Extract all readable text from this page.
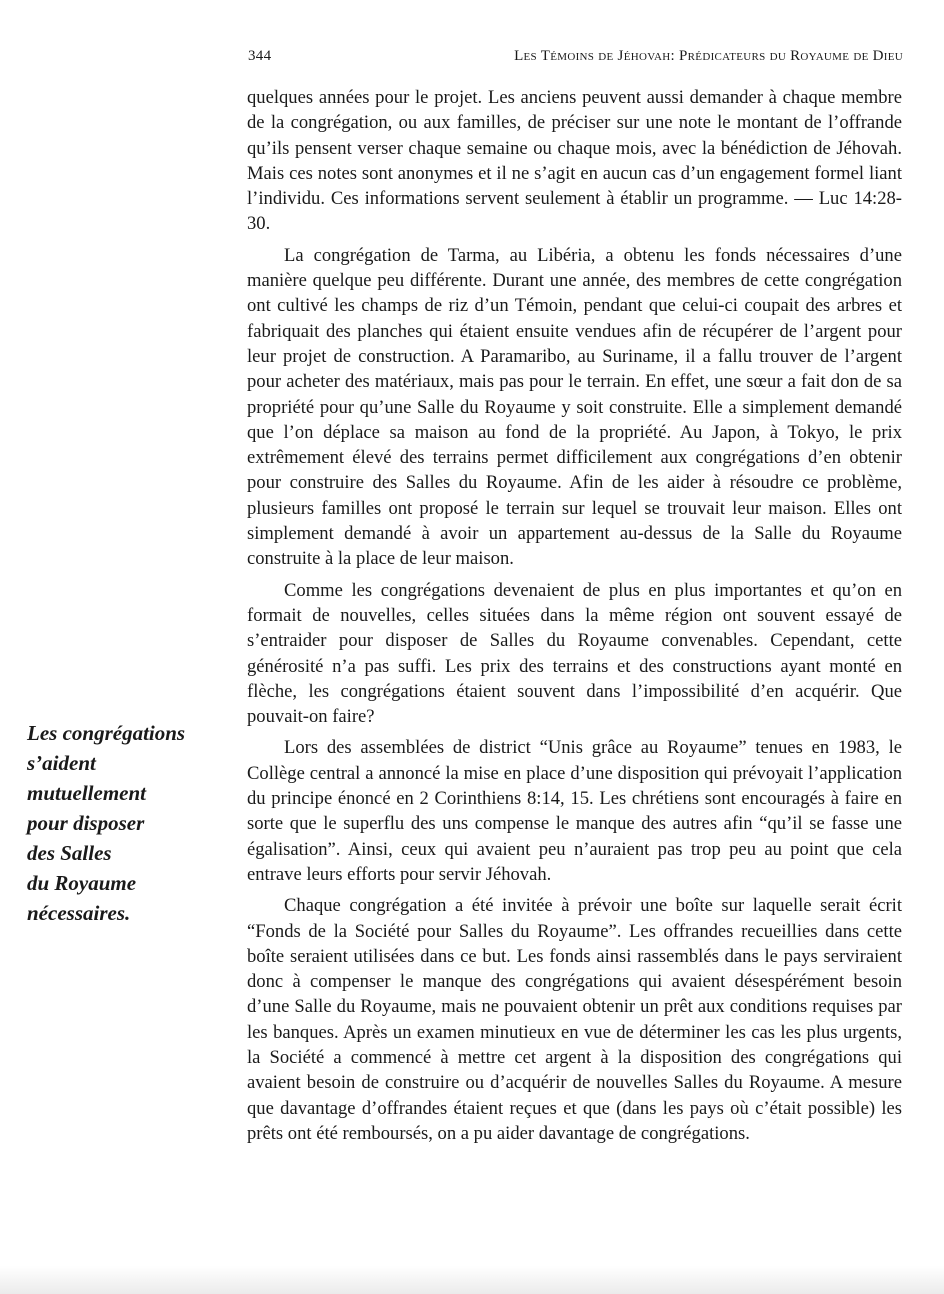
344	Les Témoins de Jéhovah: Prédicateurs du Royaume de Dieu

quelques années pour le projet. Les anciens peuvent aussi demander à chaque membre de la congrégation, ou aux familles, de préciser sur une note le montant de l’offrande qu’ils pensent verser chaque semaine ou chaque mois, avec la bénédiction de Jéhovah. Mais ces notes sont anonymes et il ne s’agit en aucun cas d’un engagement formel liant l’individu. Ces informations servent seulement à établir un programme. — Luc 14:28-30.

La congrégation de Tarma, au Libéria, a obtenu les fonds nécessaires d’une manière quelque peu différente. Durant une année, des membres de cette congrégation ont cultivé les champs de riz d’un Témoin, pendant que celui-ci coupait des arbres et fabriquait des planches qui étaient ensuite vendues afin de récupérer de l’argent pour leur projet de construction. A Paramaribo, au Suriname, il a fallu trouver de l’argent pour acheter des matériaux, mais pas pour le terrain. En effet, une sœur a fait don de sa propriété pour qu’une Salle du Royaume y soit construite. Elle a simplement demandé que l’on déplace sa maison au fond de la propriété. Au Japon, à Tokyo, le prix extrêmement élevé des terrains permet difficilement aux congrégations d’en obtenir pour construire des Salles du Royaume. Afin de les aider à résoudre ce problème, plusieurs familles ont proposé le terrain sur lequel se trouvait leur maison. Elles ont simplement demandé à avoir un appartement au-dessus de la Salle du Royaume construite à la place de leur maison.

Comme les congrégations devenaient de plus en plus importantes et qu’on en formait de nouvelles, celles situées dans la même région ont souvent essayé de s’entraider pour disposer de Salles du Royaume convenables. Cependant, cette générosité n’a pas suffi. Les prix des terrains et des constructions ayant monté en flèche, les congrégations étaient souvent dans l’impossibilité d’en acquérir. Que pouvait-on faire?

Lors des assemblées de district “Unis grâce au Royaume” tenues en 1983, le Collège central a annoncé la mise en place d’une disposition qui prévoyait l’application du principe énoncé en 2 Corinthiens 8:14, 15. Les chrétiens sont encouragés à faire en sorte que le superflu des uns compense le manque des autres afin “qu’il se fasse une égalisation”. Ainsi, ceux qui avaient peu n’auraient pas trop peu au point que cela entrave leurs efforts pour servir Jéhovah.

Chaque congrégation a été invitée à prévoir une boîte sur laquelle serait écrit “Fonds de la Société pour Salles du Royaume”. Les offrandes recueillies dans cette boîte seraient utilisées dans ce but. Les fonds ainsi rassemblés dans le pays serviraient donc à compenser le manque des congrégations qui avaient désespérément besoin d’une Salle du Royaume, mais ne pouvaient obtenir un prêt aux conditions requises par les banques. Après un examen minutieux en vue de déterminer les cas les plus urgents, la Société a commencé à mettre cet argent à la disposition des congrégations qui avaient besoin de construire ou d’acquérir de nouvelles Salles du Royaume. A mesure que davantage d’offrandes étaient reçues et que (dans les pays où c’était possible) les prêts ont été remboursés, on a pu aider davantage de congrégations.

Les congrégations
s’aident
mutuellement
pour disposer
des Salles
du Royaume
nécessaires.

• WORK TO DO:
Report the number of lines of the listing above that hold the string "disposer", with no other text.

• TASK SOLUTION:
2